What is asked:
Gather all lines in the entries that include the word "structured".

Material for the task:
==============================

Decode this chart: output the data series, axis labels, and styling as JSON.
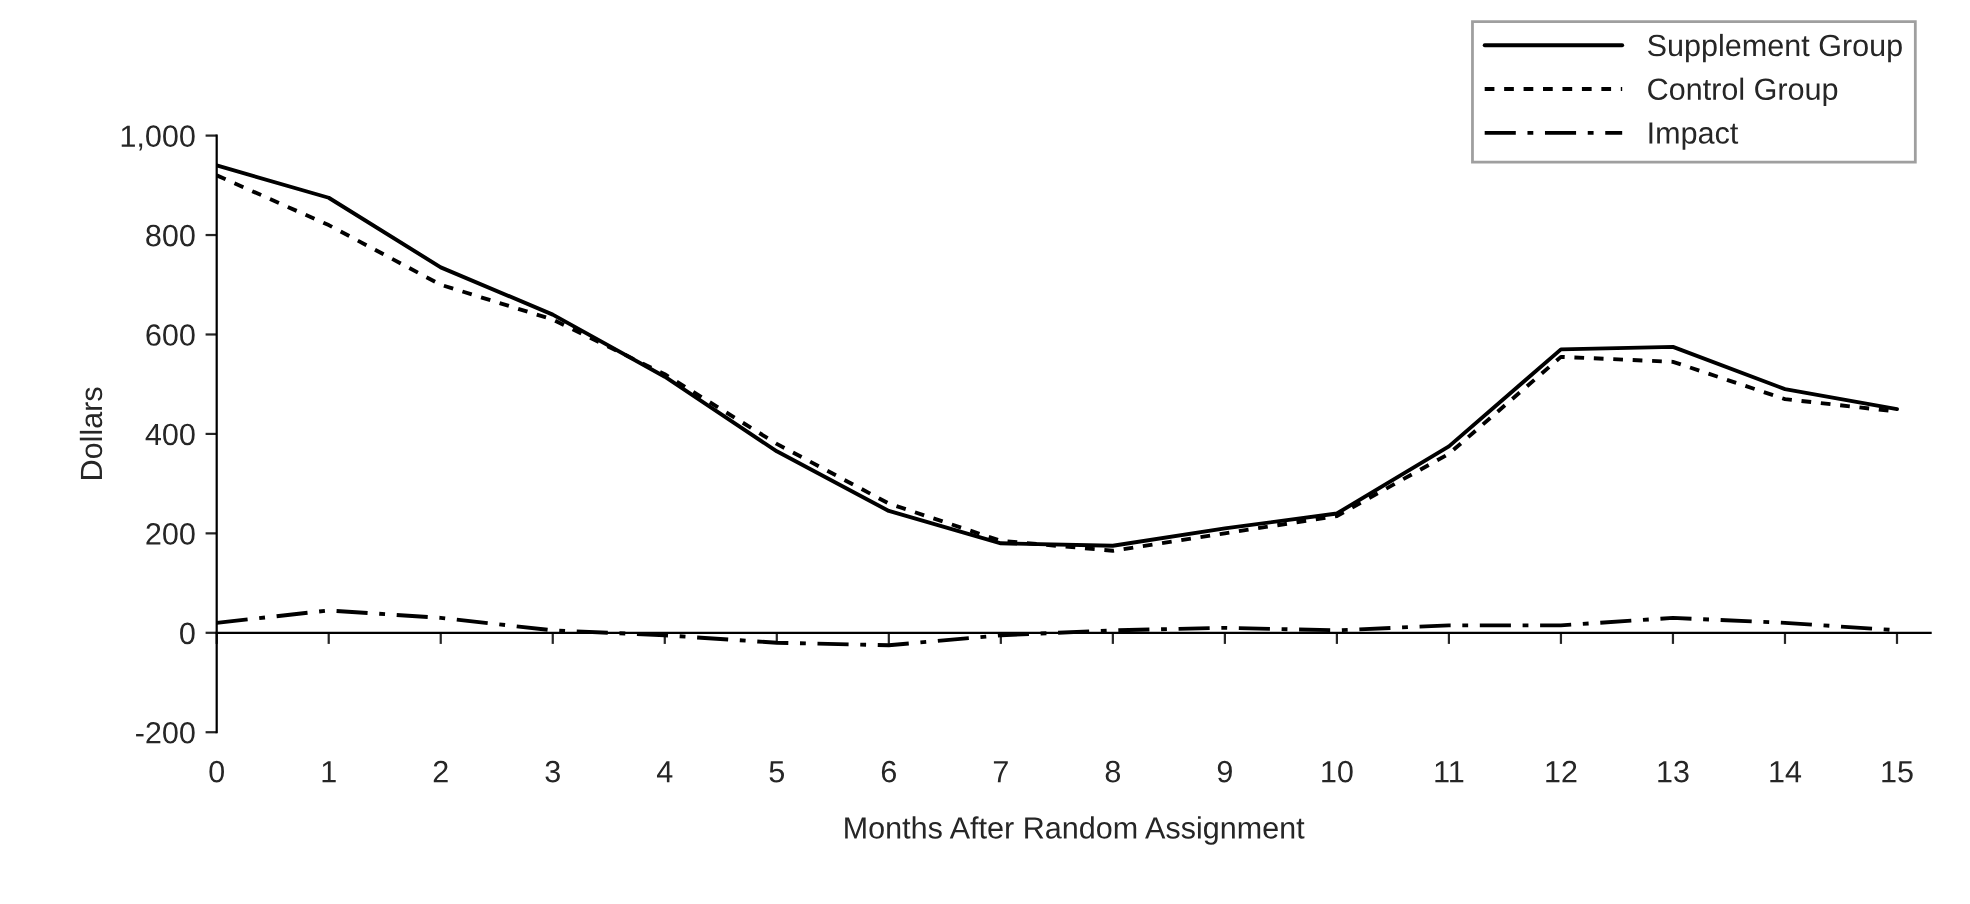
{
  "chart_data": {
    "type": "line",
    "xlabel": "Months After Random Assignment",
    "ylabel": "Dollars",
    "categories": [
      "0",
      "1",
      "2",
      "3",
      "4",
      "5",
      "6",
      "7",
      "8",
      "9",
      "10",
      "11",
      "12",
      "13",
      "14",
      "15"
    ],
    "series": [
      {
        "name": "Supplement Group",
        "color": "#000000",
        "line_style": "solid",
        "values": [
          940,
          875,
          735,
          640,
          515,
          365,
          245,
          180,
          175,
          210,
          240,
          375,
          570,
          575,
          490,
          450
        ]
      },
      {
        "name": "Control Group",
        "color": "#000000",
        "line_style": "dashed",
        "values": [
          920,
          820,
          700,
          630,
          520,
          380,
          260,
          185,
          165,
          200,
          235,
          360,
          555,
          545,
          470,
          445
        ]
      },
      {
        "name": "Impact",
        "color": "#000000",
        "line_style": "dashdot",
        "values": [
          20,
          45,
          30,
          5,
          -5,
          -20,
          -25,
          -5,
          5,
          10,
          5,
          15,
          15,
          30,
          20,
          5
        ]
      }
    ],
    "ylim": [
      -200,
      1000
    ],
    "yticks": [
      {
        "value": -200,
        "label": "-200"
      },
      0,
      200,
      400,
      600,
      800,
      {
        "value": 1000,
        "label": "1,000"
      }
    ],
    "legend": "top right",
    "marker": "none"
  }
}
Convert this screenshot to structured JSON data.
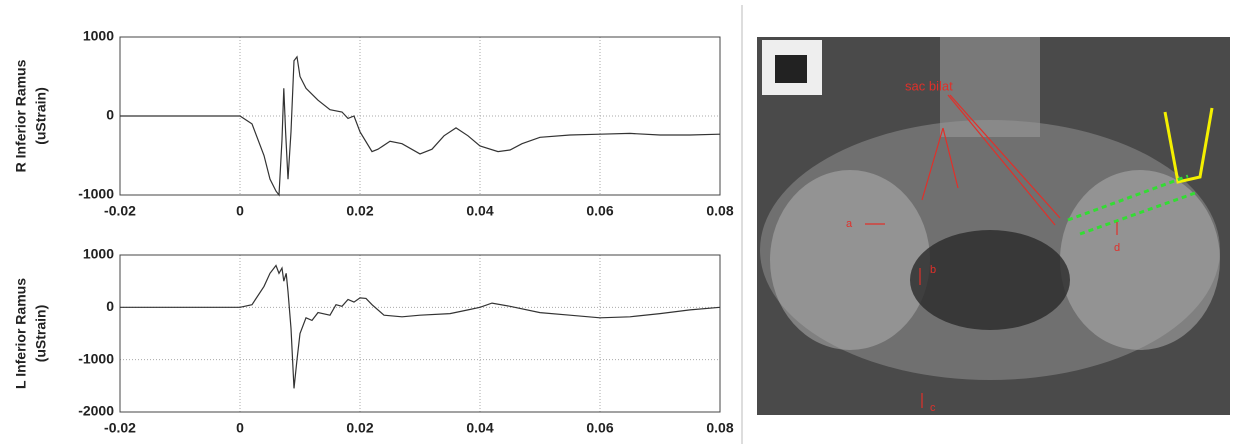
{
  "chart_data": [
    {
      "type": "line",
      "ylabel": [
        "R Inferior Ramus",
        "(uStrain)"
      ],
      "color": "#333333",
      "grid": true,
      "xlim": [
        -0.02,
        0.08
      ],
      "xticks": [
        -0.02,
        0,
        0.02,
        0.04,
        0.06,
        0.08
      ],
      "ylim": [
        -1000,
        1000
      ],
      "yticks": [
        -1000,
        0,
        1000
      ],
      "x": [
        -0.02,
        0,
        0.002,
        0.004,
        0.005,
        0.006,
        0.0065,
        0.007,
        0.0073,
        0.0076,
        0.008,
        0.0085,
        0.009,
        0.0095,
        0.01,
        0.011,
        0.013,
        0.015,
        0.017,
        0.018,
        0.019,
        0.02,
        0.022,
        0.023,
        0.025,
        0.027,
        0.03,
        0.032,
        0.034,
        0.036,
        0.038,
        0.04,
        0.043,
        0.045,
        0.047,
        0.05,
        0.055,
        0.06,
        0.065,
        0.07,
        0.075,
        0.08
      ],
      "values": [
        0,
        0,
        -100,
        -500,
        -800,
        -950,
        -1000,
        -300,
        350,
        -200,
        -800,
        -200,
        700,
        750,
        500,
        350,
        200,
        80,
        50,
        -30,
        0,
        -200,
        -450,
        -420,
        -320,
        -350,
        -480,
        -420,
        -250,
        -150,
        -250,
        -380,
        -450,
        -430,
        -350,
        -270,
        -240,
        -230,
        -220,
        -240,
        -240,
        -230
      ]
    },
    {
      "type": "line",
      "ylabel": [
        "L Inferior Ramus",
        "(uStrain)"
      ],
      "color": "#333333",
      "grid": true,
      "xlim": [
        -0.02,
        0.08
      ],
      "xticks": [
        -0.02,
        0,
        0.02,
        0.04,
        0.06,
        0.08
      ],
      "ylim": [
        -2000,
        1000
      ],
      "yticks": [
        -2000,
        -1000,
        0,
        1000
      ],
      "x": [
        -0.02,
        0,
        0.002,
        0.004,
        0.005,
        0.006,
        0.0065,
        0.007,
        0.0073,
        0.0077,
        0.008,
        0.0085,
        0.009,
        0.0095,
        0.01,
        0.011,
        0.012,
        0.013,
        0.015,
        0.016,
        0.017,
        0.018,
        0.019,
        0.02,
        0.021,
        0.022,
        0.024,
        0.027,
        0.03,
        0.035,
        0.038,
        0.04,
        0.042,
        0.045,
        0.05,
        0.055,
        0.06,
        0.065,
        0.07,
        0.075,
        0.08
      ],
      "values": [
        0,
        0,
        50,
        400,
        650,
        800,
        650,
        750,
        500,
        650,
        300,
        -400,
        -1550,
        -1000,
        -500,
        -200,
        -250,
        -100,
        -150,
        50,
        20,
        150,
        100,
        180,
        170,
        50,
        -150,
        -180,
        -150,
        -120,
        -50,
        0,
        80,
        20,
        -100,
        -150,
        -200,
        -180,
        -120,
        -50,
        0
      ]
    }
  ],
  "image": {
    "labels": [
      "sac bilat",
      "a",
      "b",
      "c",
      "d"
    ]
  }
}
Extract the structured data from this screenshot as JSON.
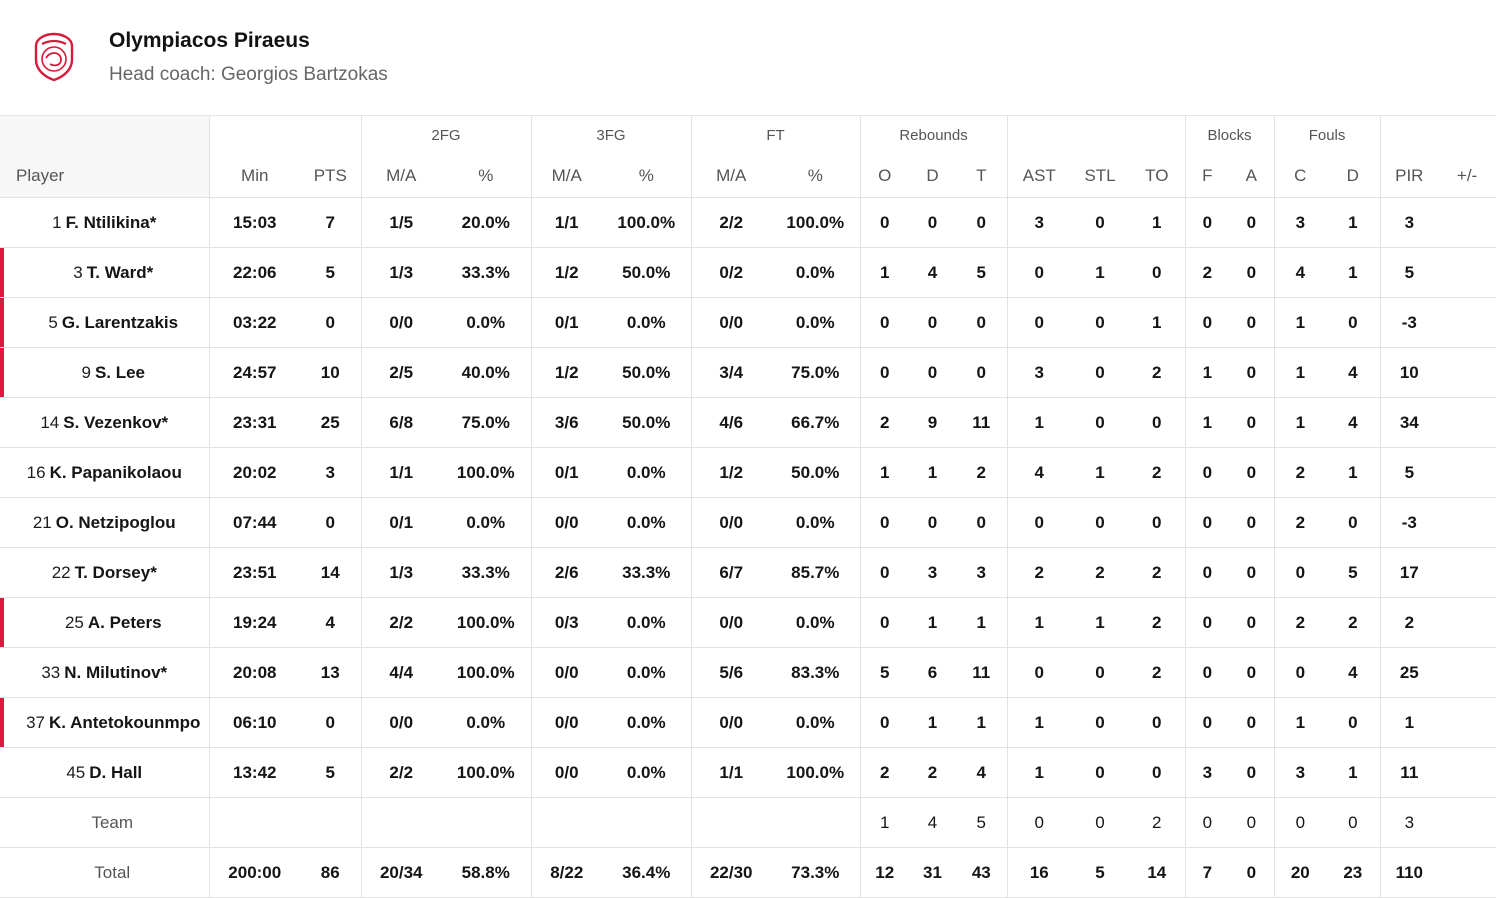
{
  "team": {
    "name": "Olympiacos Piraeus",
    "coach": "Head coach: Georgios Bartzokas"
  },
  "colors": {
    "accent": "#e0163f",
    "logo": "#d7193a"
  },
  "headers": {
    "group": {
      "fg2": "2FG",
      "fg3": "3FG",
      "ft": "FT",
      "rebounds": "Rebounds",
      "blocks": "Blocks",
      "fouls": "Fouls"
    },
    "cols": [
      "Player",
      "Min",
      "PTS",
      "M/A",
      "%",
      "M/A",
      "%",
      "M/A",
      "%",
      "O",
      "D",
      "T",
      "AST",
      "STL",
      "TO",
      "F",
      "A",
      "C",
      "D",
      "PIR",
      "+/-"
    ]
  },
  "players": [
    {
      "num": "1",
      "name": "F. Ntilikina*",
      "bench": false,
      "stats": [
        "15:03",
        "7",
        "1/5",
        "20.0%",
        "1/1",
        "100.0%",
        "2/2",
        "100.0%",
        "0",
        "0",
        "0",
        "3",
        "0",
        "1",
        "0",
        "0",
        "3",
        "1",
        "3",
        ""
      ]
    },
    {
      "num": "3",
      "name": "T. Ward*",
      "bench": true,
      "stats": [
        "22:06",
        "5",
        "1/3",
        "33.3%",
        "1/2",
        "50.0%",
        "0/2",
        "0.0%",
        "1",
        "4",
        "5",
        "0",
        "1",
        "0",
        "2",
        "0",
        "4",
        "1",
        "5",
        ""
      ]
    },
    {
      "num": "5",
      "name": "G. Larentzakis",
      "bench": true,
      "stats": [
        "03:22",
        "0",
        "0/0",
        "0.0%",
        "0/1",
        "0.0%",
        "0/0",
        "0.0%",
        "0",
        "0",
        "0",
        "0",
        "0",
        "1",
        "0",
        "0",
        "1",
        "0",
        "-3",
        ""
      ]
    },
    {
      "num": "9",
      "name": "S. Lee",
      "bench": true,
      "stats": [
        "24:57",
        "10",
        "2/5",
        "40.0%",
        "1/2",
        "50.0%",
        "3/4",
        "75.0%",
        "0",
        "0",
        "0",
        "3",
        "0",
        "2",
        "1",
        "0",
        "1",
        "4",
        "10",
        ""
      ]
    },
    {
      "num": "14",
      "name": "S. Vezenkov*",
      "bench": false,
      "stats": [
        "23:31",
        "25",
        "6/8",
        "75.0%",
        "3/6",
        "50.0%",
        "4/6",
        "66.7%",
        "2",
        "9",
        "11",
        "1",
        "0",
        "0",
        "1",
        "0",
        "1",
        "4",
        "34",
        ""
      ]
    },
    {
      "num": "16",
      "name": "K. Papanikolaou",
      "bench": false,
      "stats": [
        "20:02",
        "3",
        "1/1",
        "100.0%",
        "0/1",
        "0.0%",
        "1/2",
        "50.0%",
        "1",
        "1",
        "2",
        "4",
        "1",
        "2",
        "0",
        "0",
        "2",
        "1",
        "5",
        ""
      ]
    },
    {
      "num": "21",
      "name": "O. Netzipoglou",
      "bench": false,
      "stats": [
        "07:44",
        "0",
        "0/1",
        "0.0%",
        "0/0",
        "0.0%",
        "0/0",
        "0.0%",
        "0",
        "0",
        "0",
        "0",
        "0",
        "0",
        "0",
        "0",
        "2",
        "0",
        "-3",
        ""
      ]
    },
    {
      "num": "22",
      "name": "T. Dorsey*",
      "bench": false,
      "stats": [
        "23:51",
        "14",
        "1/3",
        "33.3%",
        "2/6",
        "33.3%",
        "6/7",
        "85.7%",
        "0",
        "3",
        "3",
        "2",
        "2",
        "2",
        "0",
        "0",
        "0",
        "5",
        "17",
        ""
      ]
    },
    {
      "num": "25",
      "name": "A. Peters",
      "bench": true,
      "stats": [
        "19:24",
        "4",
        "2/2",
        "100.0%",
        "0/3",
        "0.0%",
        "0/0",
        "0.0%",
        "0",
        "1",
        "1",
        "1",
        "1",
        "2",
        "0",
        "0",
        "2",
        "2",
        "2",
        ""
      ]
    },
    {
      "num": "33",
      "name": "N. Milutinov*",
      "bench": false,
      "stats": [
        "20:08",
        "13",
        "4/4",
        "100.0%",
        "0/0",
        "0.0%",
        "5/6",
        "83.3%",
        "5",
        "6",
        "11",
        "0",
        "0",
        "2",
        "0",
        "0",
        "0",
        "4",
        "25",
        ""
      ]
    },
    {
      "num": "37",
      "name": "K. Antetokounmpo",
      "bench": true,
      "stats": [
        "06:10",
        "0",
        "0/0",
        "0.0%",
        "0/0",
        "0.0%",
        "0/0",
        "0.0%",
        "0",
        "1",
        "1",
        "1",
        "0",
        "0",
        "0",
        "0",
        "1",
        "0",
        "1",
        ""
      ]
    },
    {
      "num": "45",
      "name": "D. Hall",
      "bench": false,
      "stats": [
        "13:42",
        "5",
        "2/2",
        "100.0%",
        "0/0",
        "0.0%",
        "1/1",
        "100.0%",
        "2",
        "2",
        "4",
        "1",
        "0",
        "0",
        "3",
        "0",
        "3",
        "1",
        "11",
        ""
      ]
    }
  ],
  "team_row": {
    "label": "Team",
    "stats": [
      "",
      "",
      "",
      "",
      "",
      "",
      "",
      "",
      "1",
      "4",
      "5",
      "0",
      "0",
      "2",
      "0",
      "0",
      "0",
      "0",
      "3",
      ""
    ]
  },
  "total_row": {
    "label": "Total",
    "stats": [
      "200:00",
      "86",
      "20/34",
      "58.8%",
      "8/22",
      "36.4%",
      "22/30",
      "73.3%",
      "12",
      "31",
      "43",
      "16",
      "5",
      "14",
      "7",
      "0",
      "20",
      "23",
      "110",
      ""
    ]
  }
}
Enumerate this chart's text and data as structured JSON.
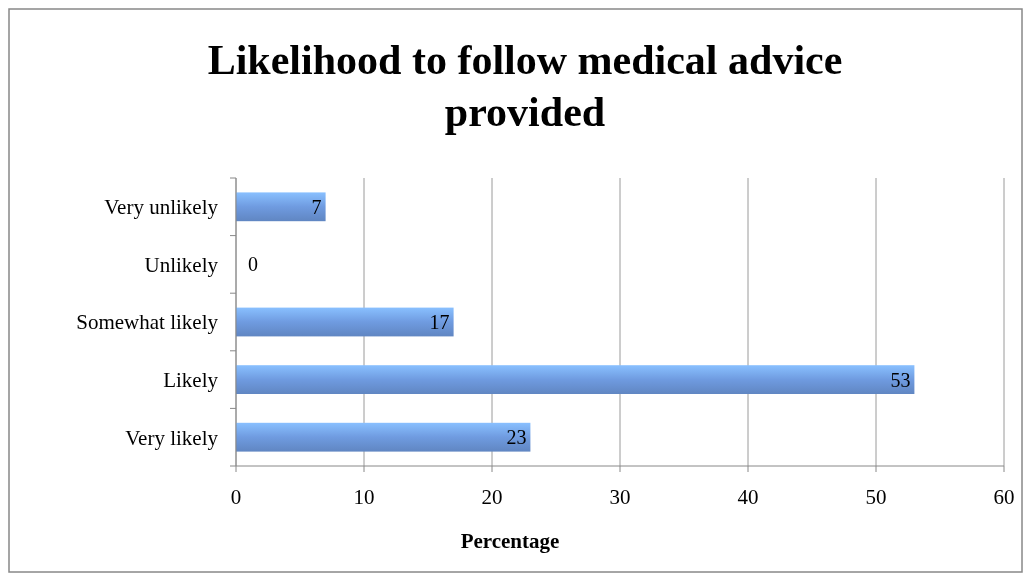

==============================

Exercise answer:
Convert this screenshot to structured JSON data.
Extract the structured data from this screenshot as JSON.
Enumerate this chart's text and data as structured JSON.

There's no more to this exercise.